§ Exercise instructions
Output exactly, and only, the stretch of lines beginning at the line with "What does this" and ending at the last line of the listing below. Drop the pictures.

(Items listed in a dataset)

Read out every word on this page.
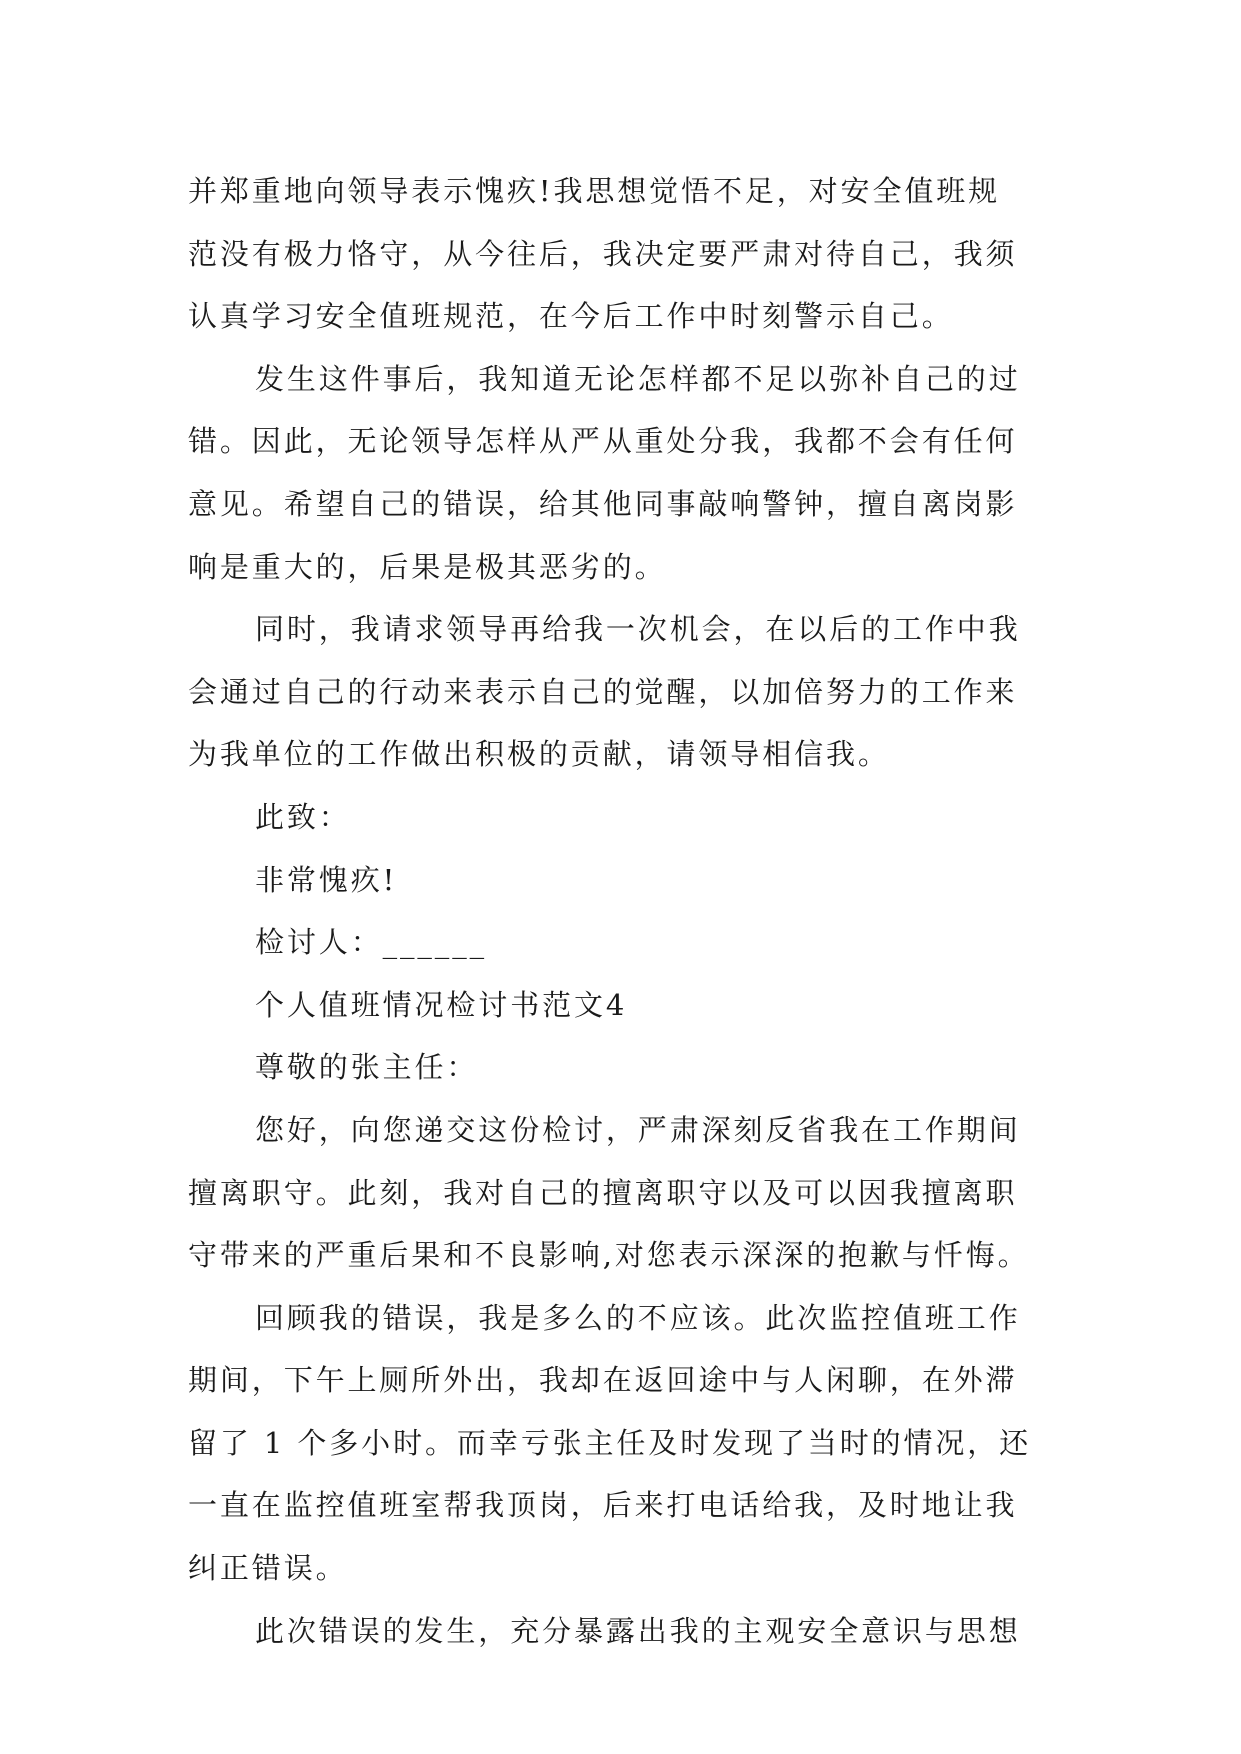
并郑重地向领导表示愧疚!我思想觉悟不足，对安全值班规
范没有极力恪守，从今往后，我决定要严肃对待自己，我须
认真学习安全值班规范，在今后工作中时刻警示自己。
发生这件事后，我知道无论怎样都不足以弥补自己的过
错。因此，无论领导怎样从严从重处分我，我都不会有任何
意见。希望自己的错误，给其他同事敲响警钟，擅自离岗影
响是重大的，后果是极其恶劣的。
同时，我请求领导再给我一次机会，在以后的工作中我
会通过自己的行动来表示自己的觉醒，以加倍努力的工作来
为我单位的工作做出积极的贡献，请领导相信我。
此致：
非常愧疚!
检讨人：______
个人值班情况检讨书范文4
尊敬的张主任：
您好，向您递交这份检讨，严肃深刻反省我在工作期间
擅离职守。此刻，我对自己的擅离职守以及可以因我擅离职
守带来的严重后果和不良影响,对您表示深深的抱歉与忏悔。
回顾我的错误，我是多么的不应该。此次监控值班工作
期间，下午上厕所外出，我却在返回途中与人闲聊，在外滞
留了 1 个多小时。而幸亏张主任及时发现了当时的情况，还
一直在监控值班室帮我顶岗，后来打电话给我，及时地让我
纠正错误。
此次错误的发生，充分暴露出我的主观安全意识与思想
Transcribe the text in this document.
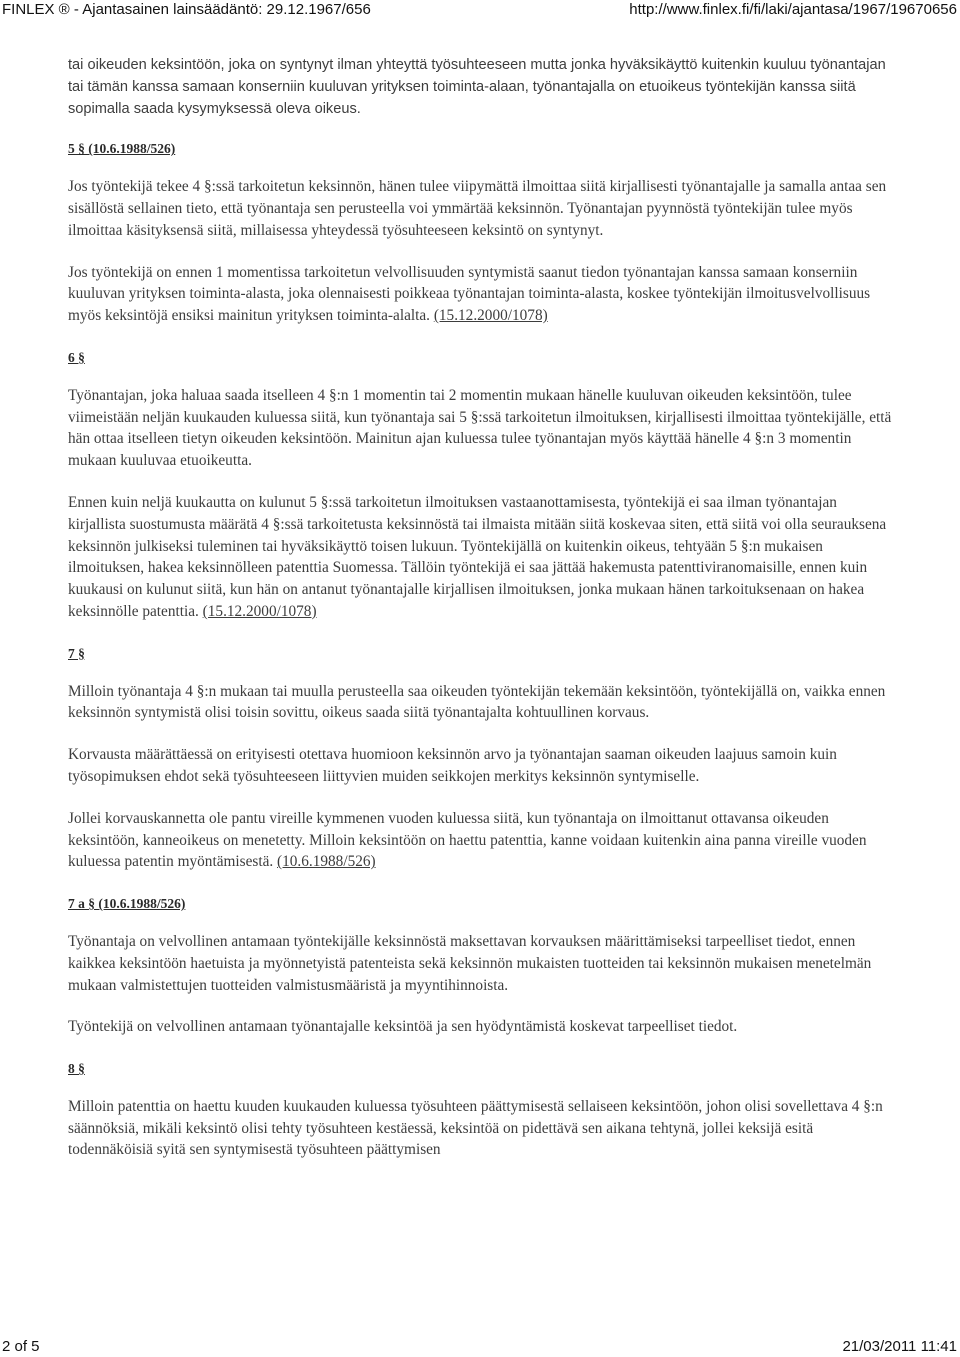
FINLEX ® - Ajantasainen lainsäädäntö: 29.12.1967/656	http://www.finlex.fi/fi/laki/ajantasa/1967/19670656

tai oikeuden keksintöön, joka on syntynyt ilman yhteyttä työsuhteeseen mutta jonka hyväksikäyttö kuitenkin kuuluu työnantajan tai tämän kanssa samaan konserniin kuuluvan yrityksen toiminta-alaan, työnantajalla on etuoikeus työntekijän kanssa siitä sopimalla saada kysymyksessä oleva oikeus.

5 § (10.6.1988/526)

Jos työntekijä tekee 4 §:ssä tarkoitetun keksinnön, hänen tulee viipymättä ilmoittaa siitä kirjallisesti työnantajalle ja samalla antaa sen sisällöstä sellainen tieto, että työnantaja sen perusteella voi ymmärtää keksinnön. Työnantajan pyynnöstä työntekijän tulee myös ilmoittaa käsityksensä siitä, millaisessa yhteydessä työsuhteeseen keksintö on syntynyt.

Jos työntekijä on ennen 1 momentissa tarkoitetun velvollisuuden syntymistä saanut tiedon työnantajan kanssa samaan konserniin kuuluvan yrityksen toiminta-alasta, joka olennaisesti poikkeaa työnantajan toiminta-alasta, koskee työntekijän ilmoitusvelvollisuus myös keksintöjä ensiksi mainitun yrityksen toiminta-alalta. (15.12.2000/1078)

6 §

Työnantajan, joka haluaa saada itselleen 4 §:n 1 momentin tai 2 momentin mukaan hänelle kuuluvan oikeuden keksintöön, tulee viimeistään neljän kuukauden kuluessa siitä, kun työnantaja sai 5 §:ssä tarkoitetun ilmoituksen, kirjallisesti ilmoittaa työntekijälle, että hän ottaa itselleen tietyn oikeuden keksintöön. Mainitun ajan kuluessa tulee työnantajan myös käyttää hänelle 4 §:n 3 momentin mukaan kuuluvaa etuoikeutta.

Ennen kuin neljä kuukautta on kulunut 5 §:ssä tarkoitetun ilmoituksen vastaanottamisesta, työntekijä ei saa ilman työnantajan kirjallista suostumusta määrätä 4 §:ssä tarkoitetusta keksinnöstä tai ilmaista mitään siitä koskevaa siten, että siitä voi olla seurauksena keksinnön julkiseksi tuleminen tai hyväksikäyttö toisen lukuun. Työntekijällä on kuitenkin oikeus, tehtyään 5 §:n mukaisen ilmoituksen, hakea keksinnölleen patenttia Suomessa. Tällöin työntekijä ei saa jättää hakemusta patenttiviranomaisille, ennen kuin kuukausi on kulunut siitä, kun hän on antanut työnantajalle kirjallisen ilmoituksen, jonka mukaan hänen tarkoituksenaan on hakea keksinnölle patenttia. (15.12.2000/1078)

7 §

Milloin työnantaja 4 §:n mukaan tai muulla perusteella saa oikeuden työntekijän tekemään keksintöön, työntekijällä on, vaikka ennen keksinnön syntymistä olisi toisin sovittu, oikeus saada siitä työnantajalta kohtuullinen korvaus.

Korvausta määrättäessä on erityisesti otettava huomioon keksinnön arvo ja työnantajan saaman oikeuden laajuus samoin kuin työsopimuksen ehdot sekä työsuhteeseen liittyvien muiden seikkojen merkitys keksinnön syntymiselle.

Jollei korvauskannetta ole pantu vireille kymmenen vuoden kuluessa siitä, kun työnantaja on ilmoittanut ottavansa oikeuden keksintöön, kanneoikeus on menetetty. Milloin keksintöön on haettu patenttia, kanne voidaan kuitenkin aina panna vireille vuoden kuluessa patentin myöntämisestä. (10.6.1988/526)

7 a § (10.6.1988/526)

Työnantaja on velvollinen antamaan työntekijälle keksinnöstä maksettavan korvauksen määrittämiseksi tarpeelliset tiedot, ennen kaikkea keksintöön haetuista ja myönnetyistä patenteista sekä keksinnön mukaisten tuotteiden tai keksinnön mukaisen menetelmän mukaan valmistettujen tuotteiden valmistusmääristä ja myyntihinnoista.

Työntekijä on velvollinen antamaan työnantajalle keksintöä ja sen hyödyntämistä koskevat tarpeelliset tiedot.

8 §

Milloin patenttia on haettu kuuden kuukauden kuluessa työsuhteen päättymisestä sellaiseen keksintöön, johon olisi sovellettava 4 §:n säännöksiä, mikäli keksintö olisi tehty työsuhteen kestäessä, keksintöä on pidettävä sen aikana tehtynä, jollei keksijä esitä todennäköisiä syitä sen syntymisestä työsuhteen päättymisen

2 of 5	21/03/2011 11:41
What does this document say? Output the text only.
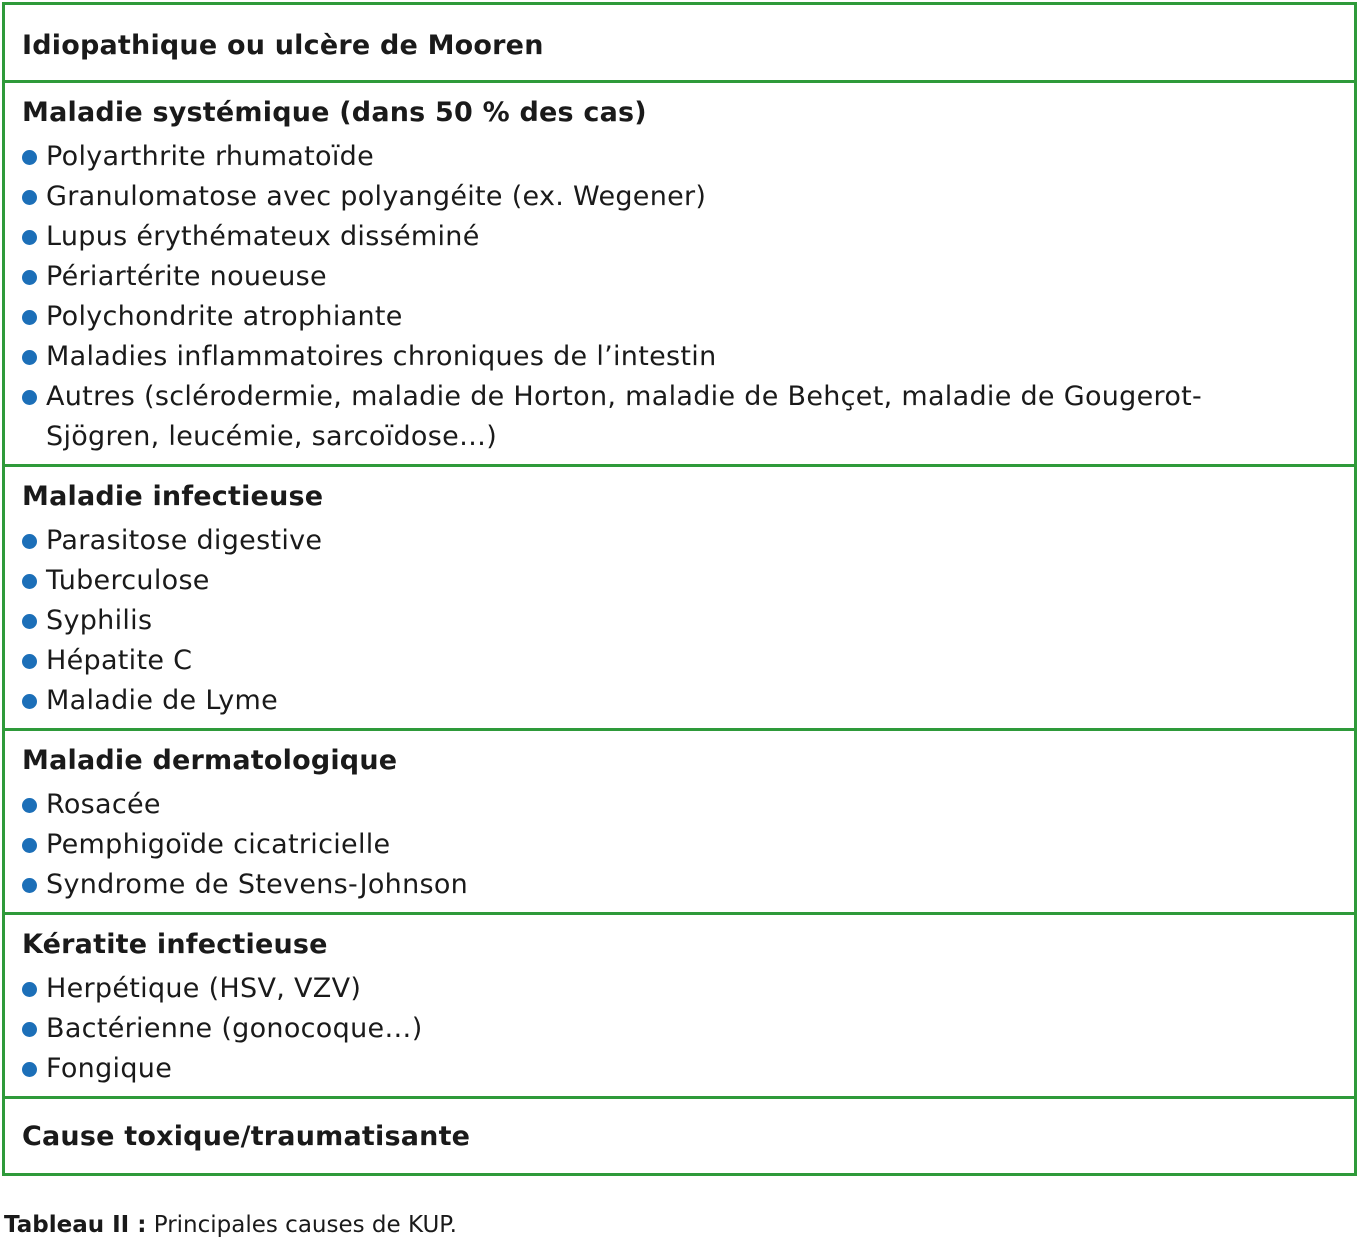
Idiopathique ou ulcère de Mooren

Maladie systémique (dans 50 % des cas)

Polyarthrite rhumatoïde
Granulomatose avec polyangéite (ex. Wegener)
Lupus érythémateux disséminé
Périartérite noueuse
Polychondrite atrophiante
Maladies inflammatoires chroniques de l’intestin
Autres (sclérodermie, maladie de Horton, maladie de Behçet, maladie de Gougerot-Sjögren, leucémie, sarcoïdose…)

Maladie infectieuse

Parasitose digestive
Tuberculose
Syphilis
Hépatite C
Maladie de Lyme

Maladie dermatologique

Rosacée
Pemphigoïde cicatricielle
Syndrome de Stevens-Johnson

Kératite infectieuse

Herpétique (HSV, VZV)
Bactérienne (gonocoque…)
Fongique

Cause toxique/traumatisante

Tableau II : Principales causes de KUP.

§ Answer
What does this document say? Output the text only.
Idiopathique ou ulcère de Mooren

Maladie systémique (dans 50 % des cas)

Polyarthrite rhumatoïde
Granulomatose avec polyangéite (ex. Wegener)
Lupus érythémateux disséminé
Périartérite noueuse
Polychondrite atrophiante
Maladies inflammatoires chroniques de l’intestin
Autres (sclérodermie, maladie de Horton, maladie de Behçet, maladie de Gougerot-Sjögren, leucémie, sarcoïdose…)

Maladie infectieuse

Parasitose digestive
Tuberculose
Syphilis
Hépatite C
Maladie de Lyme

Maladie dermatologique

Rosacée
Pemphigoïde cicatricielle
Syndrome de Stevens-Johnson

Kératite infectieuse

Herpétique (HSV, VZV)
Bactérienne (gonocoque…)
Fongique

Cause toxique/traumatisante

Tableau II : Principales causes de KUP.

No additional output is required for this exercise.